▸ **TASK DIRECTIONS**: Write out the complete material exactly as it stands.
***** INFORMATION SUPPLIED *****
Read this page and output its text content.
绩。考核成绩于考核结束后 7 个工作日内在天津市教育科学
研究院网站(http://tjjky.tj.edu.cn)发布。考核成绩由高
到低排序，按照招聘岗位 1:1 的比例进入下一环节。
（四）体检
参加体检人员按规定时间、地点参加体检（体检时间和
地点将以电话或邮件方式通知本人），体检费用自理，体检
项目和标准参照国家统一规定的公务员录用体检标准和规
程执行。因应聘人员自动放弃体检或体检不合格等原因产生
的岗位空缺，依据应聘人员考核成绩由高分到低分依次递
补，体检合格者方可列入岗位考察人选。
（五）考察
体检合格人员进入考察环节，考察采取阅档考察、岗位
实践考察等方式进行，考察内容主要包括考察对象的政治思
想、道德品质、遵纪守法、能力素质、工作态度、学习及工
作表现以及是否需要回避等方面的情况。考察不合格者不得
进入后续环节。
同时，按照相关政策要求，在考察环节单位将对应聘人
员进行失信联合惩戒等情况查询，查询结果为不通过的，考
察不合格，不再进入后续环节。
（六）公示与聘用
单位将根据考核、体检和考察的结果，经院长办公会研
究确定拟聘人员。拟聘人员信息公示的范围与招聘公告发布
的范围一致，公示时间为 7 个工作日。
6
*****
▸ **EXERCISE OUTPUT**:
Read this page and output its text content.
绩。考核成绩于考核结束后 7 个工作日内在天津市教育科学
研究院网站(http://tjjky.tj.edu.cn)发布。考核成绩由高
到低排序，按照招聘岗位 1:1 的比例进入下一环节。
（四）体检
参加体检人员按规定时间、地点参加体检（体检时间和
地点将以电话或邮件方式通知本人），体检费用自理，体检
项目和标准参照国家统一规定的公务员录用体检标准和规
程执行。因应聘人员自动放弃体检或体检不合格等原因产生
的岗位空缺，依据应聘人员考核成绩由高分到低分依次递
补，体检合格者方可列入岗位考察人选。
（五）考察
体检合格人员进入考察环节，考察采取阅档考察、岗位
实践考察等方式进行，考察内容主要包括考察对象的政治思
想、道德品质、遵纪守法、能力素质、工作态度、学习及工
作表现以及是否需要回避等方面的情况。考察不合格者不得
进入后续环节。
同时，按照相关政策要求，在考察环节单位将对应聘人
员进行失信联合惩戒等情况查询，查询结果为不通过的，考
察不合格，不再进入后续环节。
（六）公示与聘用
单位将根据考核、体检和考察的结果，经院长办公会研
究确定拟聘人员。拟聘人员信息公示的范围与招聘公告发布
的范围一致，公示时间为 7 个工作日。
6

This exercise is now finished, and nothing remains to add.